GIVEN REQUEST. Return every line below in which "orientation" appears.

+++ DATA SHOWN

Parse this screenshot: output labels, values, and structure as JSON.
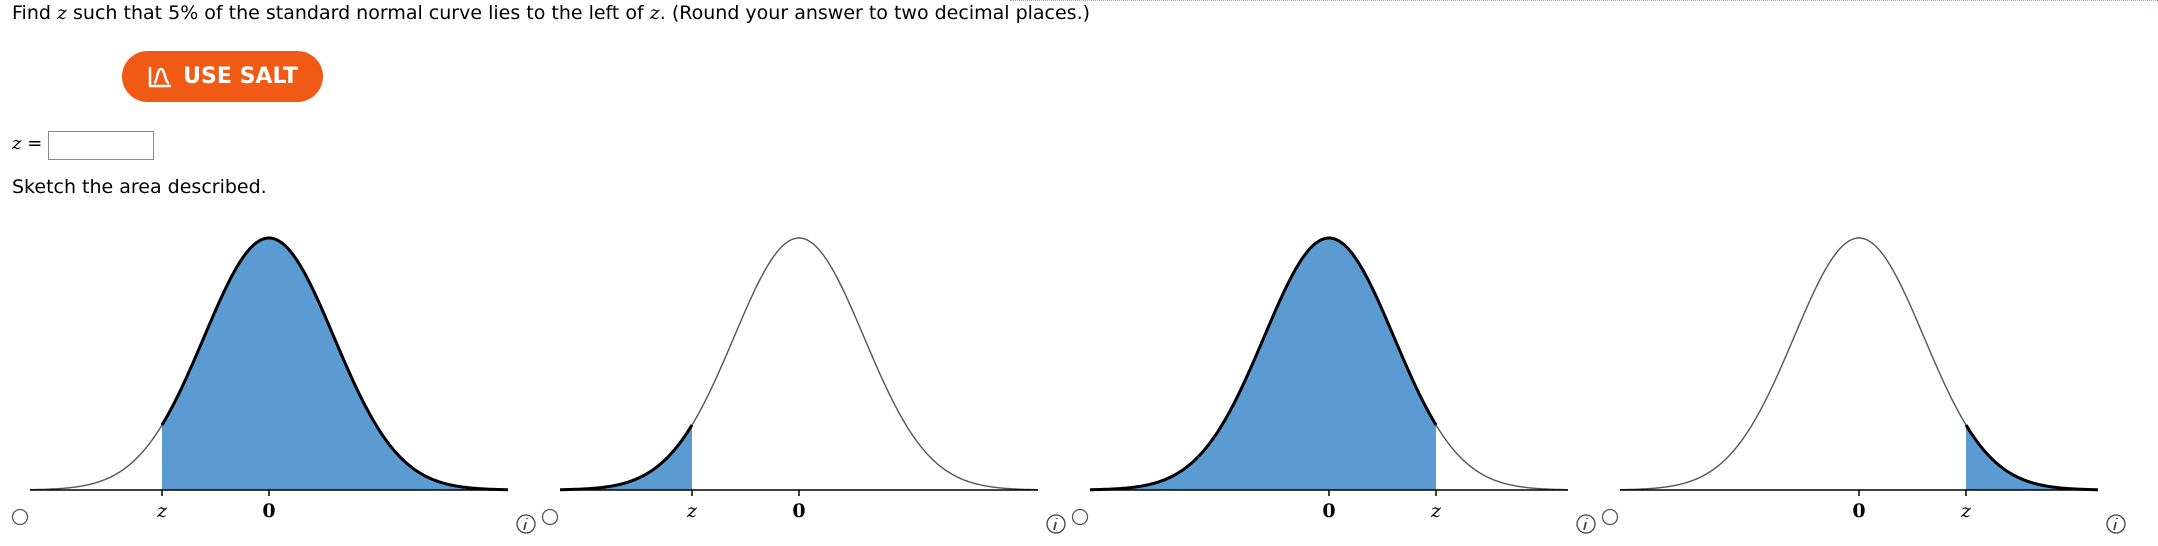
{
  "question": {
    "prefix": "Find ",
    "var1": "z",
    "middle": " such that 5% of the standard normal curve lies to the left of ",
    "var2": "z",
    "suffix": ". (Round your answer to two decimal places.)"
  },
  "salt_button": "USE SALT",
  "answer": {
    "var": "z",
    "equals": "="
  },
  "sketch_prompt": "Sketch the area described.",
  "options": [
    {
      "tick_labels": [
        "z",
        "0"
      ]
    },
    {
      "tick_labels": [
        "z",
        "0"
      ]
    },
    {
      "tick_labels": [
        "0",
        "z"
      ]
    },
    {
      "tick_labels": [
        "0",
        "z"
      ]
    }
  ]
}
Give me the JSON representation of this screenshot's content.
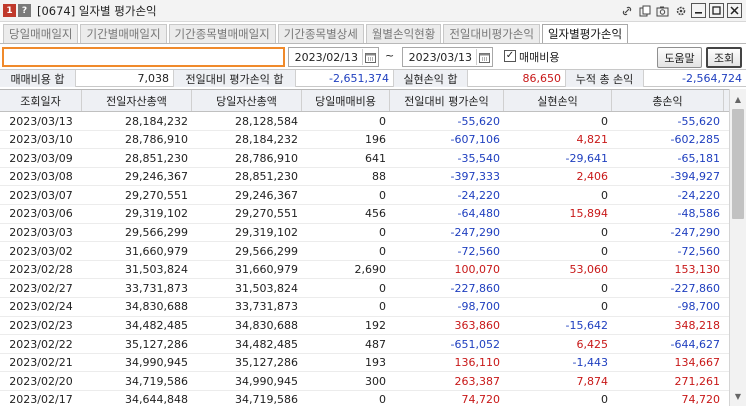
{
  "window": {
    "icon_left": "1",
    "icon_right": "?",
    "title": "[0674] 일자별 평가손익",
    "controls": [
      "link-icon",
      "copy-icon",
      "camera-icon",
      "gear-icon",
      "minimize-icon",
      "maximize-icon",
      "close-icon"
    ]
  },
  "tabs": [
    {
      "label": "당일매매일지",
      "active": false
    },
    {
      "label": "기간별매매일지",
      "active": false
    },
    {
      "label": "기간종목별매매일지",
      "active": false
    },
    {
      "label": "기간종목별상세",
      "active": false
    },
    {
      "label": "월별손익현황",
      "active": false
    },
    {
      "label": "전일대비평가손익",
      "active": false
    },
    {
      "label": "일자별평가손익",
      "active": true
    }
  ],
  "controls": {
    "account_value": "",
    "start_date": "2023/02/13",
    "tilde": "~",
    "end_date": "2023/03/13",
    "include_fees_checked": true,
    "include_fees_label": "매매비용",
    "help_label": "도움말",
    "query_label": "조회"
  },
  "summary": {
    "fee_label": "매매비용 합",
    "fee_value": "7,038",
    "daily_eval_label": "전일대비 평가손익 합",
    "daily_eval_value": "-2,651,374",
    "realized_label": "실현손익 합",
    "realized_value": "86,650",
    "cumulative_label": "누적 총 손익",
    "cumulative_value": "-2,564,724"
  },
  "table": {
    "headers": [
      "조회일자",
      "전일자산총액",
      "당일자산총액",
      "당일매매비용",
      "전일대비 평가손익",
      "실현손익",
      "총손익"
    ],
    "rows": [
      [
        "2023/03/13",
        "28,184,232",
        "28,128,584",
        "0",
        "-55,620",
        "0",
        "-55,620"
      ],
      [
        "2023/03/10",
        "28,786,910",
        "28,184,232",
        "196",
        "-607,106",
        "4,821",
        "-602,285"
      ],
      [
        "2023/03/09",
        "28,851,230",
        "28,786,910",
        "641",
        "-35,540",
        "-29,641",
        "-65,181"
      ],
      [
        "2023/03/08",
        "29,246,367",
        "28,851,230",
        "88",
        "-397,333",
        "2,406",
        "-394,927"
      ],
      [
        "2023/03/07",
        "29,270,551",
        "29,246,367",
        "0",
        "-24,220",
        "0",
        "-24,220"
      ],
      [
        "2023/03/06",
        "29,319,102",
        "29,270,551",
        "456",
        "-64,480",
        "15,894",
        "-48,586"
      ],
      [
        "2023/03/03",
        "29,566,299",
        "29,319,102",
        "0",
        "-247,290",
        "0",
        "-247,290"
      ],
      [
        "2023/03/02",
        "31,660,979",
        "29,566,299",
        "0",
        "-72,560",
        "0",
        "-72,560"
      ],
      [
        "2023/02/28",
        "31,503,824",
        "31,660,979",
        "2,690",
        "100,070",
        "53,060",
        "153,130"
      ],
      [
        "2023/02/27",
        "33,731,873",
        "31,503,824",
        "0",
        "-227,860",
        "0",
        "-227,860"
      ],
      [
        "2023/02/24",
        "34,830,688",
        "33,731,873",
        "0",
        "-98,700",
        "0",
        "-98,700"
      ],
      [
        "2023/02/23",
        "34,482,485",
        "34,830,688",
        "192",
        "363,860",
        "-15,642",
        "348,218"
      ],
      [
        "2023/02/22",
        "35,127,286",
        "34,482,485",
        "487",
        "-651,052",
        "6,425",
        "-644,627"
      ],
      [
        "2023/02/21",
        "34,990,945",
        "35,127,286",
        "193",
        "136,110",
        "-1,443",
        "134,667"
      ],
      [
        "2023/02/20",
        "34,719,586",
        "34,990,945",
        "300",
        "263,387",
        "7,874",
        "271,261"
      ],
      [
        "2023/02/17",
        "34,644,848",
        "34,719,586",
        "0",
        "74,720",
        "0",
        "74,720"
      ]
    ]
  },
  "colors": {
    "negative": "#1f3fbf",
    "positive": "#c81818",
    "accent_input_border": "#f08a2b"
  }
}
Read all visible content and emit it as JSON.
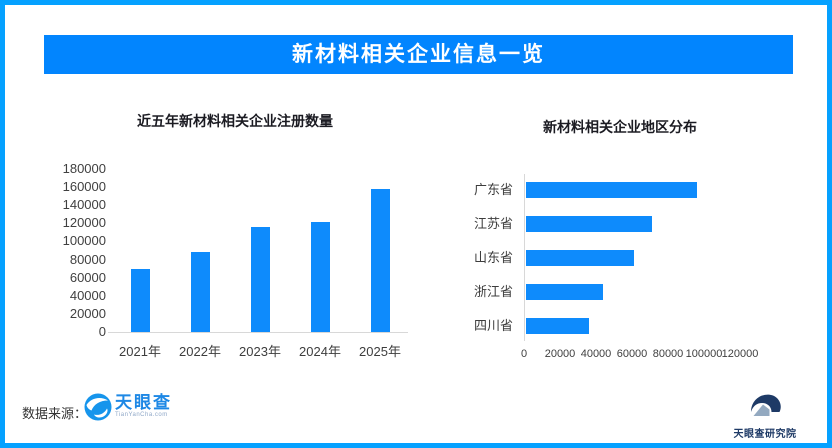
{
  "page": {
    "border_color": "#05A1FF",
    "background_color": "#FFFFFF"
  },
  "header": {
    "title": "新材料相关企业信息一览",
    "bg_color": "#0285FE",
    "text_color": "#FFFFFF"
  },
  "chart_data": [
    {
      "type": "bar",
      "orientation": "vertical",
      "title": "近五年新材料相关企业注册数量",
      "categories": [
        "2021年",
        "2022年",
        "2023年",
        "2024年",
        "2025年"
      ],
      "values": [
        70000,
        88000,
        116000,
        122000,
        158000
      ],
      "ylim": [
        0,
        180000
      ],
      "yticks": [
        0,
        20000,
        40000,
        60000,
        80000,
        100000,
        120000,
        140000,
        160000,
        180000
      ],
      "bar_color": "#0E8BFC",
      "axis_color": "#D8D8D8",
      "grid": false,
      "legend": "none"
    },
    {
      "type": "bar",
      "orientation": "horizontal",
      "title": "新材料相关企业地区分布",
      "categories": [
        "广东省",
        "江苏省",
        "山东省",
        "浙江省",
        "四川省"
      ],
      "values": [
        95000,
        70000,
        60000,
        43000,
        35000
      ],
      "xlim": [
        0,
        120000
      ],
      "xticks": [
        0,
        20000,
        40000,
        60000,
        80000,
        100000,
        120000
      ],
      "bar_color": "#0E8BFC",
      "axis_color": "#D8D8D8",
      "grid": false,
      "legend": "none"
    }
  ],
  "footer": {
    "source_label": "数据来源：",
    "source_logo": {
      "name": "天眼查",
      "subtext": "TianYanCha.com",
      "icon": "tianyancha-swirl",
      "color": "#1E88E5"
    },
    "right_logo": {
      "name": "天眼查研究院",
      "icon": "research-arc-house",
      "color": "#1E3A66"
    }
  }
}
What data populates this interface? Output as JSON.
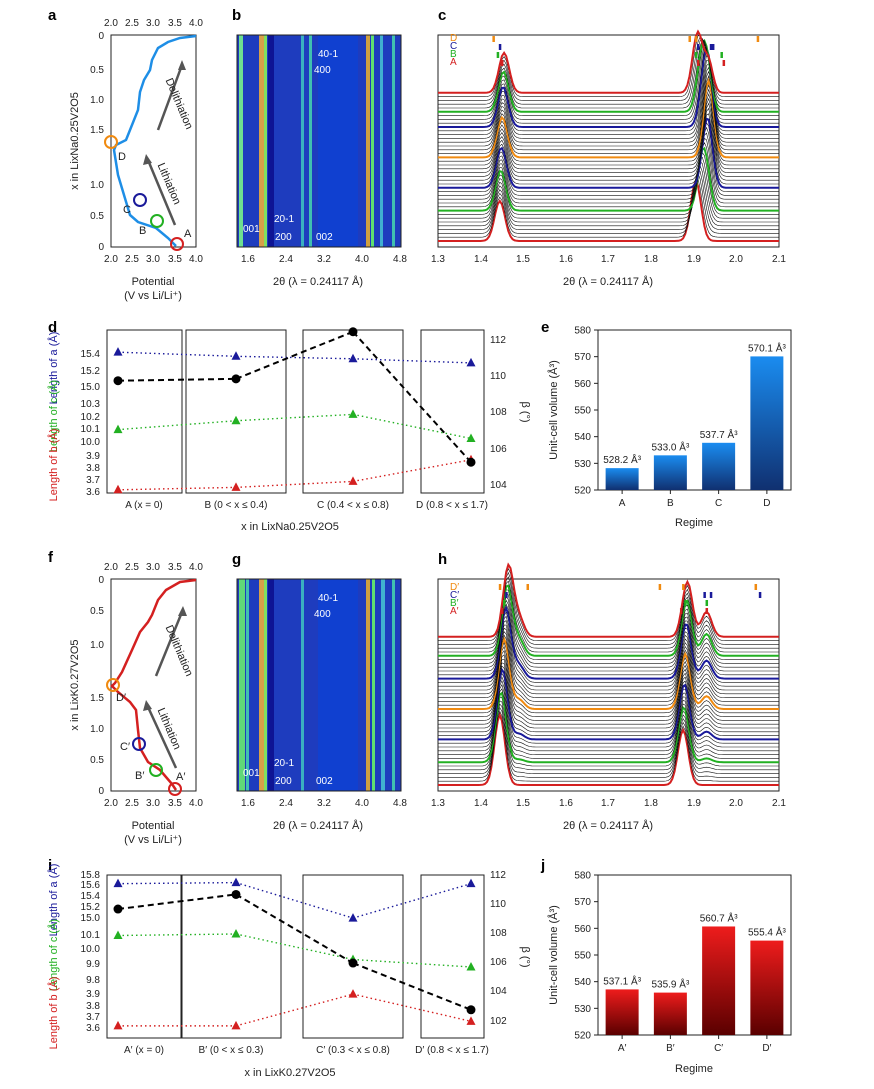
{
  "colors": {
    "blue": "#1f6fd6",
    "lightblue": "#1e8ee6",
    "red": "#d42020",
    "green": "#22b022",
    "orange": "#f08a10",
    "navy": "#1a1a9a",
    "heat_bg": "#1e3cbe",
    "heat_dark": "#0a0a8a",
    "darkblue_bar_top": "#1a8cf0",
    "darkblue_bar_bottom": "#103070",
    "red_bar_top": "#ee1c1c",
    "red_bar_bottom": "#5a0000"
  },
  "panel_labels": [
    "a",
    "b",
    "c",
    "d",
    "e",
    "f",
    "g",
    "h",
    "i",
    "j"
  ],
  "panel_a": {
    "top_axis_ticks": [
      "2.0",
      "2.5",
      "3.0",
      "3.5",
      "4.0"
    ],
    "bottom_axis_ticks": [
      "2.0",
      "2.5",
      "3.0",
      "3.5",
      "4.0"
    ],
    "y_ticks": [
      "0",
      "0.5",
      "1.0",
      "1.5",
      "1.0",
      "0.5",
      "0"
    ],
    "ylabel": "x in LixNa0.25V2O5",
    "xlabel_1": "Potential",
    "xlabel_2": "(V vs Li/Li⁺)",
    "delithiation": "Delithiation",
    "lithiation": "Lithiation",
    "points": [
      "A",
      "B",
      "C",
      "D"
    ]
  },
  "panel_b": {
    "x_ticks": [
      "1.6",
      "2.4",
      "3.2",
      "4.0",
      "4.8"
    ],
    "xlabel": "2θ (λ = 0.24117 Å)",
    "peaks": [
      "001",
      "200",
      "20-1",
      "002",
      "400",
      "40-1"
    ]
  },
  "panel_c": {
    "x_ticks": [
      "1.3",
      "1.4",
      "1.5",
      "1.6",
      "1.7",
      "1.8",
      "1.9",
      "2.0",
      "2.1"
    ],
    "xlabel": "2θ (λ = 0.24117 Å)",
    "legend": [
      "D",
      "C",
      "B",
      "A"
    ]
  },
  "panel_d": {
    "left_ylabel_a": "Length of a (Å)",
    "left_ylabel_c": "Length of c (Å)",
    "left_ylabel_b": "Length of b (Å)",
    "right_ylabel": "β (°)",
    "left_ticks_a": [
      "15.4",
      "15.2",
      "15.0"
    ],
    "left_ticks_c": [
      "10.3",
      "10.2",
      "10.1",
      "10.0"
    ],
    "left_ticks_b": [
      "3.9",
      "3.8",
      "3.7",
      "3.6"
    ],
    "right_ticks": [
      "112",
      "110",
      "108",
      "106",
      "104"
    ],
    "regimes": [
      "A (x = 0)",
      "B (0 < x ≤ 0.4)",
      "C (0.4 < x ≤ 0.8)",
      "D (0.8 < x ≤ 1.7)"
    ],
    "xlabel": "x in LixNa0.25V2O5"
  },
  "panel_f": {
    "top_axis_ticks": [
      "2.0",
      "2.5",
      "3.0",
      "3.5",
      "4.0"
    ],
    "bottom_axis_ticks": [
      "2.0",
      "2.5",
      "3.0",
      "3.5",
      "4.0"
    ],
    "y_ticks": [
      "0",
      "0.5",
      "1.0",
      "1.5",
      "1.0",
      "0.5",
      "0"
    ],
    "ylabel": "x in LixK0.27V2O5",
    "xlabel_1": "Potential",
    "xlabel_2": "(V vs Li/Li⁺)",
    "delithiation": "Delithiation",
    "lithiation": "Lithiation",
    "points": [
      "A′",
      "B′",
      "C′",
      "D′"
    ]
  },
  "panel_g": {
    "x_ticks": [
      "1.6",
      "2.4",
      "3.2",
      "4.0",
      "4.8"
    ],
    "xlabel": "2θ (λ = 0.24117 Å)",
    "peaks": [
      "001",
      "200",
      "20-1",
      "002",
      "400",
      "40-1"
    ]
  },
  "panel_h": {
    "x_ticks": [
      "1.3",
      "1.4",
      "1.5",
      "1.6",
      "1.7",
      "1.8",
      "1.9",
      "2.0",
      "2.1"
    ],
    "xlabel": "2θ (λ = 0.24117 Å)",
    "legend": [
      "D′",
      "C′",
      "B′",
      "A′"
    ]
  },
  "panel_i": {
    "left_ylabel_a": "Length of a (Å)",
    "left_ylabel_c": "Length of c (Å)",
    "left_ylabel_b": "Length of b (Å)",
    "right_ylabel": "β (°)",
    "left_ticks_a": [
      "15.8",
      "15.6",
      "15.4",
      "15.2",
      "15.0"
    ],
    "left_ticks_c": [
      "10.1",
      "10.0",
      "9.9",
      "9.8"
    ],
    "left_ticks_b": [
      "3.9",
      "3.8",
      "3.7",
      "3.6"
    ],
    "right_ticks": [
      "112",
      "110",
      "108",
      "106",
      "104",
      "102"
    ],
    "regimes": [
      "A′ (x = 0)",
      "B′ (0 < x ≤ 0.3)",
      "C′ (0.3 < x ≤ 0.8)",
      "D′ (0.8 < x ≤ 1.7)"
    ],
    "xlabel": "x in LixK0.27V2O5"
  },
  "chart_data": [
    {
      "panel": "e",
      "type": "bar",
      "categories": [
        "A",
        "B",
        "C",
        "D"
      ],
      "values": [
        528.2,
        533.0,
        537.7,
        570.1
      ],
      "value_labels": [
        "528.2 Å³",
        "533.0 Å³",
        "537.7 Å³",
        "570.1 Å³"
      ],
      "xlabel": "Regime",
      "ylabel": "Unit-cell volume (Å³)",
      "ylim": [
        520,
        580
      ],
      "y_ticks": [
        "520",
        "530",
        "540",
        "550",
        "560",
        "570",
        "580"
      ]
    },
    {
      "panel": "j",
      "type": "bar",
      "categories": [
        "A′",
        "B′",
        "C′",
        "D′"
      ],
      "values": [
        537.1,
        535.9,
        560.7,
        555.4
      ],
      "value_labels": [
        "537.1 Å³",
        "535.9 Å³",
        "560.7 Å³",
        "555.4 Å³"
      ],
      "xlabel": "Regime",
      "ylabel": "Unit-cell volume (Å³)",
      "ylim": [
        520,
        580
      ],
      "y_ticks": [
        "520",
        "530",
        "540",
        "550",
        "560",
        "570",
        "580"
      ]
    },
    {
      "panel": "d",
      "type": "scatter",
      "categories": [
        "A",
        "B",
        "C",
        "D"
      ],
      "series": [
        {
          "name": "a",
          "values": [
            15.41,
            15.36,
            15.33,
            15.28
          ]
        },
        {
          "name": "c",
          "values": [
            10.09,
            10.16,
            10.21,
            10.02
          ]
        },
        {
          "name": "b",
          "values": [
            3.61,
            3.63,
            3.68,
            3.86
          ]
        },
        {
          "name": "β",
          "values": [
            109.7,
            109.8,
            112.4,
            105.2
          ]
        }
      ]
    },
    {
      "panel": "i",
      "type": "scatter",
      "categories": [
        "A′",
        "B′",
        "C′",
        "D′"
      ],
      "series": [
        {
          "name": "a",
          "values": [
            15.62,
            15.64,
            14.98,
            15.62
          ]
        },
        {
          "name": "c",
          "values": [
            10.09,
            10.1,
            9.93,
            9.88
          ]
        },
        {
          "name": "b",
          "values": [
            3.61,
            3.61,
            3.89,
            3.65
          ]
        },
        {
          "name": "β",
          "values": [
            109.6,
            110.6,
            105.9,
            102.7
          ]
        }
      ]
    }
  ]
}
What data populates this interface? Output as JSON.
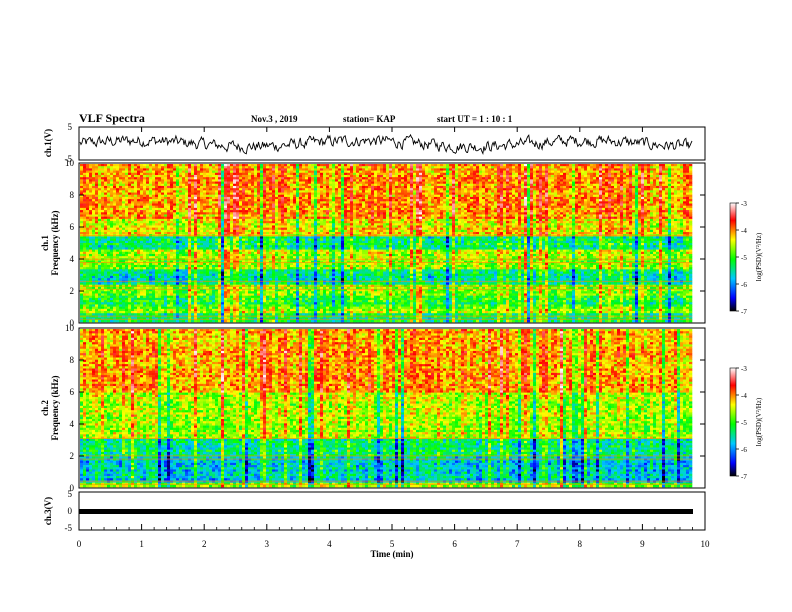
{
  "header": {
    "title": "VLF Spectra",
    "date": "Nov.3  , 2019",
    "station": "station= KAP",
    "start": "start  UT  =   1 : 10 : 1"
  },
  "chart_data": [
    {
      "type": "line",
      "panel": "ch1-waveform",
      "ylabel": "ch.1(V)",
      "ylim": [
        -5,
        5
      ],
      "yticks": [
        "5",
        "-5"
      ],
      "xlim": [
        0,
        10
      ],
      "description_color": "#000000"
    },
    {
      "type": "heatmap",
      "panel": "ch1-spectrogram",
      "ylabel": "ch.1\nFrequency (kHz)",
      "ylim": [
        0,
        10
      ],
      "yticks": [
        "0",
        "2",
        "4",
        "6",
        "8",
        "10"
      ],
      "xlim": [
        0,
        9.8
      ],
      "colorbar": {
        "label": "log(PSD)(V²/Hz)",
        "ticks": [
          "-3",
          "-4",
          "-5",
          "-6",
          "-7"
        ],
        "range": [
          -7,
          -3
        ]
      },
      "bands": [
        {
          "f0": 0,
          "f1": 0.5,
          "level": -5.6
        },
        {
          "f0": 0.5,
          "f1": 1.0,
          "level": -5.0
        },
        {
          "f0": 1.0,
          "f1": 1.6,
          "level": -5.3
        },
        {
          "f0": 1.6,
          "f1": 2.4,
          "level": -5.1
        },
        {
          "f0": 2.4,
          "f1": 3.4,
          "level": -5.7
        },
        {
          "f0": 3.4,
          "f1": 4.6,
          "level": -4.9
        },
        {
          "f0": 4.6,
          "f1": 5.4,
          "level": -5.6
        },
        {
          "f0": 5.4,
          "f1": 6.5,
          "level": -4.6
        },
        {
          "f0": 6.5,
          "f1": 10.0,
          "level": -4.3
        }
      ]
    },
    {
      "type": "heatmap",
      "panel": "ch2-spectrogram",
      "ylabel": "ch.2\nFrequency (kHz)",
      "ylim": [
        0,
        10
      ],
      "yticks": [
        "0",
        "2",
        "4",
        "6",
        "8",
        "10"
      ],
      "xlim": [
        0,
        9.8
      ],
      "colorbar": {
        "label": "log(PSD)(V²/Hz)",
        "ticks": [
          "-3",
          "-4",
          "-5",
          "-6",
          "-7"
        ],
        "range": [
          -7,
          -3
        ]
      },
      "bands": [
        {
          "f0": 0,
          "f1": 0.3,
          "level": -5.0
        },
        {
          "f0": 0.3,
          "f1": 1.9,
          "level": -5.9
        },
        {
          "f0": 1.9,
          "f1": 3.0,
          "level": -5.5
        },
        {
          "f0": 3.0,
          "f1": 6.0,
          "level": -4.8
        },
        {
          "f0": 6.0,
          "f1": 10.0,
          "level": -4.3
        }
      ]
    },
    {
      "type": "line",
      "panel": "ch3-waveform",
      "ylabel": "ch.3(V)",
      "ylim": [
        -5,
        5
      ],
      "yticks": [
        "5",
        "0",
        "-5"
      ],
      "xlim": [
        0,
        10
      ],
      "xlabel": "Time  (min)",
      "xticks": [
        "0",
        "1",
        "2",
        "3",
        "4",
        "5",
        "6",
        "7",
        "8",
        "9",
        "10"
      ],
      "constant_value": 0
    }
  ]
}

++++++

FINAL ANSWER.
      "orientation": "vertical",
      "orientation": "horizontal",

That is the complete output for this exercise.